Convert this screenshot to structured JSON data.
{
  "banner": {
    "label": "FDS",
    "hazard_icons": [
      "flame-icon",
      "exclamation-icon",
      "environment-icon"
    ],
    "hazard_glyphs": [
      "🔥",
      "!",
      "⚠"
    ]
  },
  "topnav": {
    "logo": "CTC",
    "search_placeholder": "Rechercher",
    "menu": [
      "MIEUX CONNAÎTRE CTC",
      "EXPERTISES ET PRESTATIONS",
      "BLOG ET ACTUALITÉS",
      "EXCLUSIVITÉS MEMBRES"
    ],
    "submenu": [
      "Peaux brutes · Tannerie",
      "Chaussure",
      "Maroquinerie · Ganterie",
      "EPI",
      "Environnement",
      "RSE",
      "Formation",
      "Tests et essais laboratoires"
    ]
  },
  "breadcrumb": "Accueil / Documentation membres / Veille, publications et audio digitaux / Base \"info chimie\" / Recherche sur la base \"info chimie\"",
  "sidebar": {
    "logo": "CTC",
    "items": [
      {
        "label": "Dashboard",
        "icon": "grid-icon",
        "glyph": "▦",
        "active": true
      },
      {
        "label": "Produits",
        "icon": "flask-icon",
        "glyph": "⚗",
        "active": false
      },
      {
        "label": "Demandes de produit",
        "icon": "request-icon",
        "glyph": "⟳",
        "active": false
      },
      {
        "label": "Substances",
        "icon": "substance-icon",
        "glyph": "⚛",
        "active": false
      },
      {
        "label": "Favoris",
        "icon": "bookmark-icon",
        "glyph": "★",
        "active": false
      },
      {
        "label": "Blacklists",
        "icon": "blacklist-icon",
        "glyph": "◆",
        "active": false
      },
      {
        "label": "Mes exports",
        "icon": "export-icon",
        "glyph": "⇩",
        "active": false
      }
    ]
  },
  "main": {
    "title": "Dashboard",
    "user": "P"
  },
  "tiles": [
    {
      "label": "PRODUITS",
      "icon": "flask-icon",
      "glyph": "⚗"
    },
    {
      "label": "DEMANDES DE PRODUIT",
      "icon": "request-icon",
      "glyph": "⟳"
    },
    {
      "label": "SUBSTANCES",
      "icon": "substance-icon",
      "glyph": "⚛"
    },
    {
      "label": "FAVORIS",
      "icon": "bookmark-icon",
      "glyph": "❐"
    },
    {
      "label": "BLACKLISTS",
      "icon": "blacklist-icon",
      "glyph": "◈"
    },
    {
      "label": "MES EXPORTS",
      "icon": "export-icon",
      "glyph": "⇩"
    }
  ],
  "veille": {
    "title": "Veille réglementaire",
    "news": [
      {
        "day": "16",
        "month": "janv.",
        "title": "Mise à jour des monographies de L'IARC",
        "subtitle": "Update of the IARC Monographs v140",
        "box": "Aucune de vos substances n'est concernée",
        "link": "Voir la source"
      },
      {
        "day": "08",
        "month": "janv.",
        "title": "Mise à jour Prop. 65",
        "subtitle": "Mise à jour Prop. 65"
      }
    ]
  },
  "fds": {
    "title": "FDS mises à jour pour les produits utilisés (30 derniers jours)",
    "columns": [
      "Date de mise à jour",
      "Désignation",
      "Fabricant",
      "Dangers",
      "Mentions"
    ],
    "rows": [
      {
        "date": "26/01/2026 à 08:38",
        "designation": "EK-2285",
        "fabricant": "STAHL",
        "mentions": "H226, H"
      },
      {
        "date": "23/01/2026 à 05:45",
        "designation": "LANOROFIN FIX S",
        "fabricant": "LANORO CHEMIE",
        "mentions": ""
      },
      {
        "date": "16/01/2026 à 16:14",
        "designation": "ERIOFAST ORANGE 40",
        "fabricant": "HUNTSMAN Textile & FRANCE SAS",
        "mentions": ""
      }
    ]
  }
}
————
What you need to do |
Print the listing above in its entirety, with every line exact.

Completed exercise |
Convert this screenshot to structured JSON data.
{
  "banner": {
    "label": "FDS",
    "hazard_icons": [
      "flame-icon",
      "exclamation-icon",
      "environment-icon"
    ],
    "hazard_glyphs": [
      "🔥",
      "!",
      "⚠"
    ]
  },
  "topnav": {
    "logo": "CTC",
    "search_placeholder": "Rechercher",
    "menu": [
      "MIEUX CONNAÎTRE CTC",
      "EXPERTISES ET PRESTATIONS",
      "BLOG ET ACTUALITÉS",
      "EXCLUSIVITÉS MEMBRES"
    ],
    "submenu": [
      "Peaux brutes · Tannerie",
      "Chaussure",
      "Maroquinerie · Ganterie",
      "EPI",
      "Environnement",
      "RSE",
      "Formation",
      "Tests et essais laboratoires"
    ]
  },
  "breadcrumb": "Accueil / Documentation membres / Veille, publications et audio digitaux / Base \"info chimie\" / Recherche sur la base \"info chimie\"",
  "sidebar": {
    "logo": "CTC",
    "items": [
      {
        "label": "Dashboard",
        "icon": "grid-icon",
        "glyph": "▦",
        "active": true
      },
      {
        "label": "Produits",
        "icon": "flask-icon",
        "glyph": "⚗",
        "active": false
      },
      {
        "label": "Demandes de produit",
        "icon": "request-icon",
        "glyph": "⟳",
        "active": false
      },
      {
        "label": "Substances",
        "icon": "substance-icon",
        "glyph": "⚛",
        "active": false
      },
      {
        "label": "Favoris",
        "icon": "bookmark-icon",
        "glyph": "★",
        "active": false
      },
      {
        "label": "Blacklists",
        "icon": "blacklist-icon",
        "glyph": "◆",
        "active": false
      },
      {
        "label": "Mes exports",
        "icon": "export-icon",
        "glyph": "⇩",
        "active": false
      }
    ]
  },
  "main": {
    "title": "Dashboard",
    "user": "P"
  },
  "tiles": [
    {
      "label": "PRODUITS",
      "icon": "flask-icon",
      "glyph": "⚗"
    },
    {
      "label": "DEMANDES DE PRODUIT",
      "icon": "request-icon",
      "glyph": "⟳"
    },
    {
      "label": "SUBSTANCES",
      "icon": "substance-icon",
      "glyph": "⚛"
    },
    {
      "label": "FAVORIS",
      "icon": "bookmark-icon",
      "glyph": "❐"
    },
    {
      "label": "BLACKLISTS",
      "icon": "blacklist-icon",
      "glyph": "◈"
    },
    {
      "label": "MES EXPORTS",
      "icon": "export-icon",
      "glyph": "⇩"
    }
  ],
  "veille": {
    "title": "Veille réglementaire",
    "news": [
      {
        "day": "16",
        "month": "janv.",
        "title": "Mise à jour des monographies de L'IARC",
        "subtitle": "Update of the IARC Monographs v140",
        "box": "Aucune de vos substances n'est concernée",
        "link": "Voir la source"
      },
      {
        "day": "08",
        "month": "janv.",
        "title": "Mise à jour Prop. 65",
        "subtitle": "Mise à jour Prop. 65"
      }
    ]
  },
  "fds": {
    "title": "FDS mises à jour pour les produits utilisés (30 derniers jours)",
    "columns": [
      "Date de mise à jour",
      "Désignation",
      "Fabricant",
      "Dangers",
      "Mentions"
    ],
    "rows": [
      {
        "date": "26/01/2026 à 08:38",
        "designation": "EK-2285",
        "fabricant": "STAHL",
        "mentions": "H226, H"
      },
      {
        "date": "23/01/2026 à 05:45",
        "designation": "LANOROFIN FIX S",
        "fabricant": "LANORO CHEMIE",
        "mentions": ""
      },
      {
        "date": "16/01/2026 à 16:14",
        "designation": "ERIOFAST ORANGE 40",
        "fabricant": "HUNTSMAN Textile & FRANCE SAS",
        "mentions": ""
      }
    ]
  }
}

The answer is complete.